Gather all lines from the material that contain the word "special".

++++ MATERIAL FOR THE TASK ++++

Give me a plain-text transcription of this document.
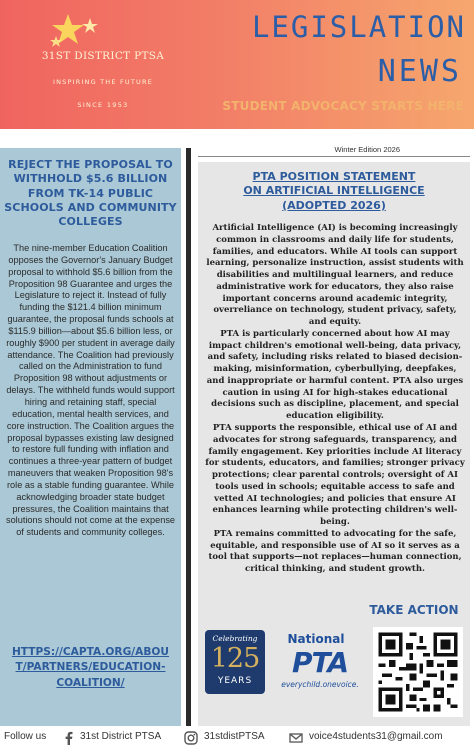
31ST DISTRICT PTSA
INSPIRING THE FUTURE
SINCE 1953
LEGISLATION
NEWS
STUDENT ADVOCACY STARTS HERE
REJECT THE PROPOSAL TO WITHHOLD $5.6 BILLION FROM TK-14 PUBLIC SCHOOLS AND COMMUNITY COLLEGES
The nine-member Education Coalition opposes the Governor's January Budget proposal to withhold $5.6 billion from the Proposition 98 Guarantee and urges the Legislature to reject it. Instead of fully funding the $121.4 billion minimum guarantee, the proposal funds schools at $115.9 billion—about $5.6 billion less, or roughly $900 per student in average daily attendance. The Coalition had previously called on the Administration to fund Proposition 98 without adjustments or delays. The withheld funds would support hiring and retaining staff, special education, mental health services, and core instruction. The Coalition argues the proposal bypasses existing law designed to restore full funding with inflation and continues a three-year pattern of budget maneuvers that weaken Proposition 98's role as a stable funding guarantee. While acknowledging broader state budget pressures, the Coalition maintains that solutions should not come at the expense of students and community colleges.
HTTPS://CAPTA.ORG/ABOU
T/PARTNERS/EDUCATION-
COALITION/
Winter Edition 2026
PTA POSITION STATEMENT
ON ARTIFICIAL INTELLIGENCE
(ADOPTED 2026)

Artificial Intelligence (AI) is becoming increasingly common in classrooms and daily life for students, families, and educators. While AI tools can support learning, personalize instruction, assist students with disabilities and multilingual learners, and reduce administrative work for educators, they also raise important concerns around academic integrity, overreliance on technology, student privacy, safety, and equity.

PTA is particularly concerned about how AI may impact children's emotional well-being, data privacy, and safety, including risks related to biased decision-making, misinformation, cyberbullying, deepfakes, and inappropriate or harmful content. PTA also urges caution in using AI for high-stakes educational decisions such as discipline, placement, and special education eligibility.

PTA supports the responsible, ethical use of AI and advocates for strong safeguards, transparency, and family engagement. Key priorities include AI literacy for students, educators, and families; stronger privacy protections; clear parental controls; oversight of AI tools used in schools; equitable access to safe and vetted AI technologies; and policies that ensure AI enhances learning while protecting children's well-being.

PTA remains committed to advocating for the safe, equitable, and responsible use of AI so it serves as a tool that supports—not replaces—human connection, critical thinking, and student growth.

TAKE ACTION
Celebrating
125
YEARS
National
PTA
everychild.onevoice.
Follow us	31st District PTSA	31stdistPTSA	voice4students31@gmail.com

++++
++++ MATERIAL FOR THE TASK ++++

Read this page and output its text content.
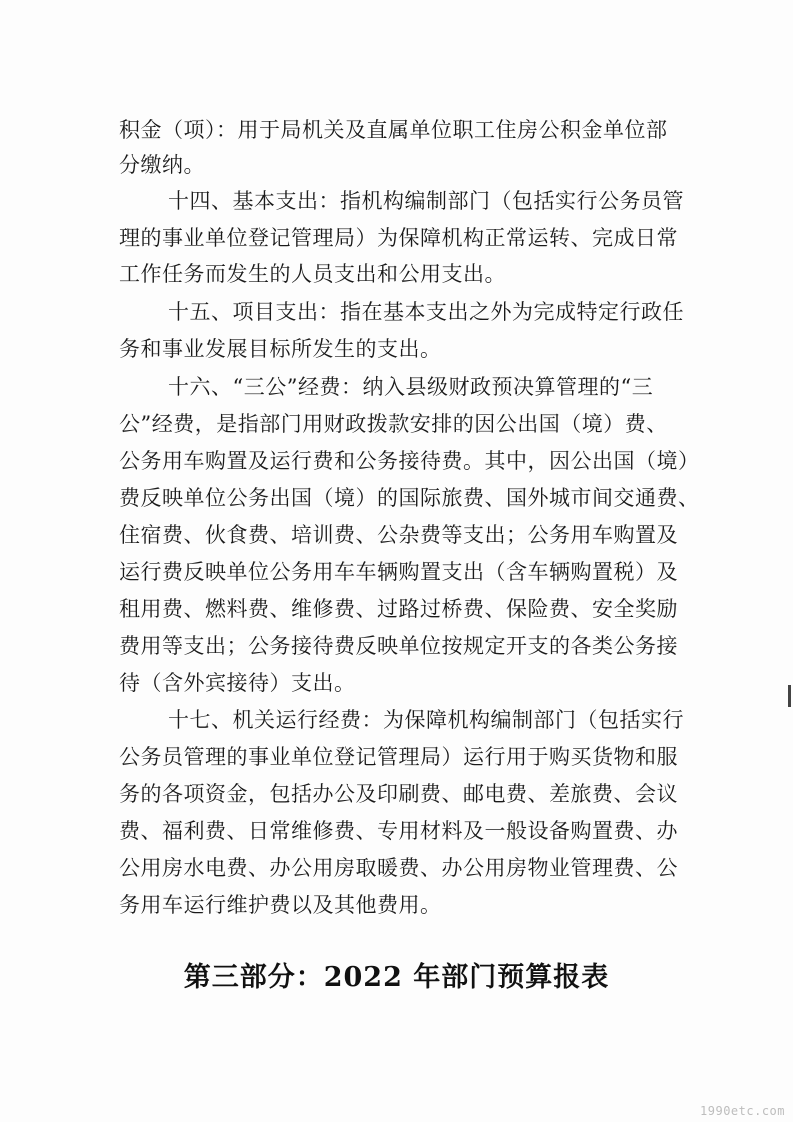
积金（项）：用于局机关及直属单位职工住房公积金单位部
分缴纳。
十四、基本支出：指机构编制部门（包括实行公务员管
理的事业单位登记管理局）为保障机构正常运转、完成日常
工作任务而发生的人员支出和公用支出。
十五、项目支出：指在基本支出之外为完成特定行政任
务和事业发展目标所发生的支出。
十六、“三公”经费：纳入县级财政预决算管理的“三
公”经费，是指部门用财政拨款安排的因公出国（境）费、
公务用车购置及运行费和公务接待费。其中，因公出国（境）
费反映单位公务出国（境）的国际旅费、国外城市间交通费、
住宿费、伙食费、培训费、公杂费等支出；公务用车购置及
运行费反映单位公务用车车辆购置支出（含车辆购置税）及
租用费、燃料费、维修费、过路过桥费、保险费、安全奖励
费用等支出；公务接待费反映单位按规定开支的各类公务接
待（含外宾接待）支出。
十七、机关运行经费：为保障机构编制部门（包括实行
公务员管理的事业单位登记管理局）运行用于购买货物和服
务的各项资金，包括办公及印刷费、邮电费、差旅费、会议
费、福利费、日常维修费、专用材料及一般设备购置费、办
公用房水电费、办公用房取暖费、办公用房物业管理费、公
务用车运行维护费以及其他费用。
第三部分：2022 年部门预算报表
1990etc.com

++++
++++ MATERIAL FOR THE TASK ++++

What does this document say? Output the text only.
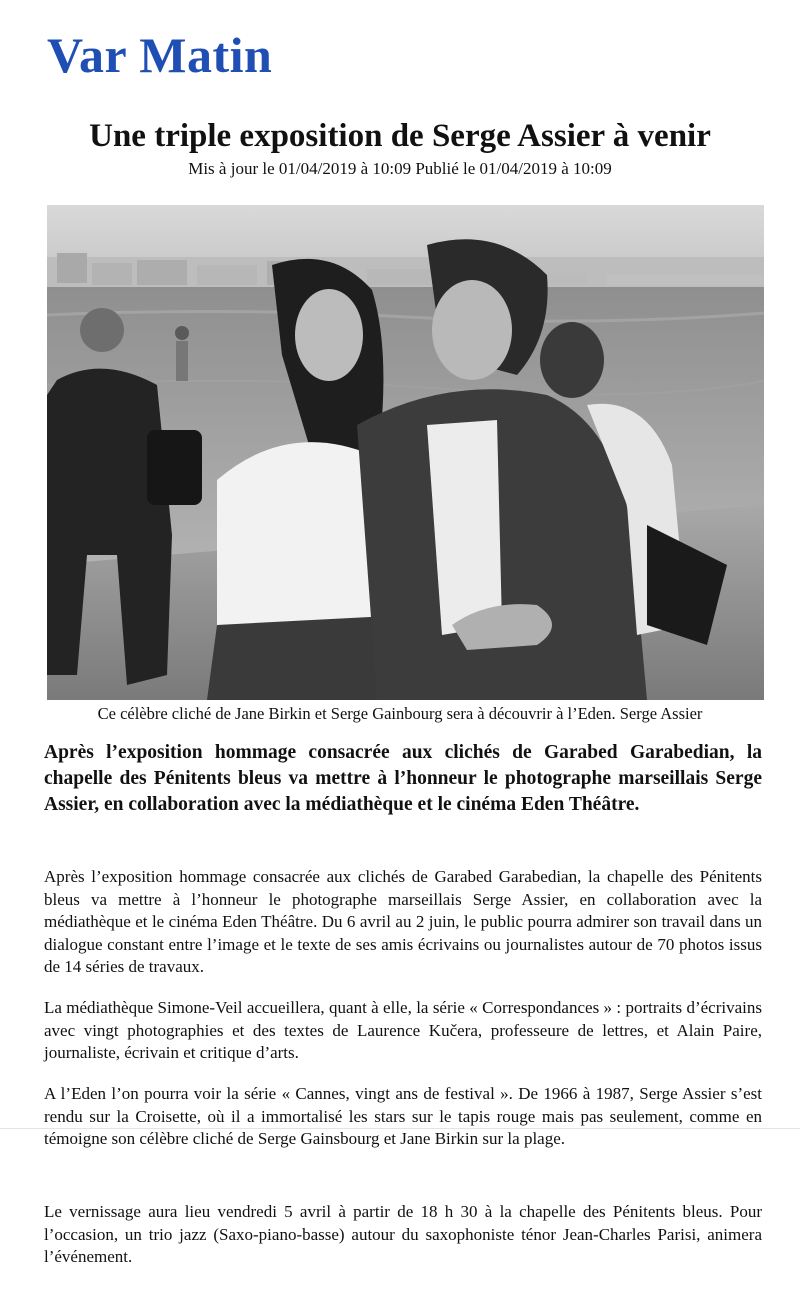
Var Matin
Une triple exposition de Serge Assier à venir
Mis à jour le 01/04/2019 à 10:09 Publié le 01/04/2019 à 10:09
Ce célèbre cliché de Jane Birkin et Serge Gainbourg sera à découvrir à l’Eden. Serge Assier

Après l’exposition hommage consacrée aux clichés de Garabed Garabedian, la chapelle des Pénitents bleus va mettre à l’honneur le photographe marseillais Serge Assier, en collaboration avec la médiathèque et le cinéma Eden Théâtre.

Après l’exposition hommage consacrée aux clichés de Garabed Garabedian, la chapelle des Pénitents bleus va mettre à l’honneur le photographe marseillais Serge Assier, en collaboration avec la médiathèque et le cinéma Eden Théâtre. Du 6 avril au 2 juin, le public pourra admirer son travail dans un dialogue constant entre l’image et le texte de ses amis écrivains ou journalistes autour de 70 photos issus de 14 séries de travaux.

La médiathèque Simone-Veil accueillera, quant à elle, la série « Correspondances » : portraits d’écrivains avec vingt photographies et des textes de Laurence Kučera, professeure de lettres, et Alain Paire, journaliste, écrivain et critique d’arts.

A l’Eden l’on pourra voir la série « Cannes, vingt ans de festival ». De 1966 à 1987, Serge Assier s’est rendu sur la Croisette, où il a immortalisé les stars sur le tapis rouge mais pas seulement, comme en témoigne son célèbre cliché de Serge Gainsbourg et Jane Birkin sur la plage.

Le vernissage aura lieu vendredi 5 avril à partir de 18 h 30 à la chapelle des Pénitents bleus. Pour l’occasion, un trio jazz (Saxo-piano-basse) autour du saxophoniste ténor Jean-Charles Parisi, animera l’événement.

++++

SOLUTION TO THE EXERCISE:
The nine-member Education Coalition opposes the Governor's January Budget proposal to withhold $5.6 billion from the Proposition 98 Guarantee and urges the Legislature to reject it. Instead of fully funding the $121.4 billion minimum guarantee, the proposal funds schools at $115.9 billion—about $5.6 billion less, or roughly $900 per student in average daily attendance. The Coalition had previously called on the Administration to fund Proposition 98 without adjustments or delays. The withheld funds would support hiring and retaining staff, special education, mental health services, and core instruction. The Coalition argues the proposal bypasses existing law designed to restore full funding with inflation and continues a three-year pattern of budget maneuvers that weaken Proposition 98's role as a stable funding guarantee. While acknowledging broader state budget pressures, the Coalition maintains that solutions should not come at the expense of students and community colleges.
PTA is particularly concerned about how AI may impact children's emotional well-being, data privacy, and safety, including risks related to biased decision-making, misinformation, cyberbullying, deepfakes, and inappropriate or harmful content. PTA also urges caution in using AI for high-stakes educational decisions such as discipline, placement, and special education eligibility.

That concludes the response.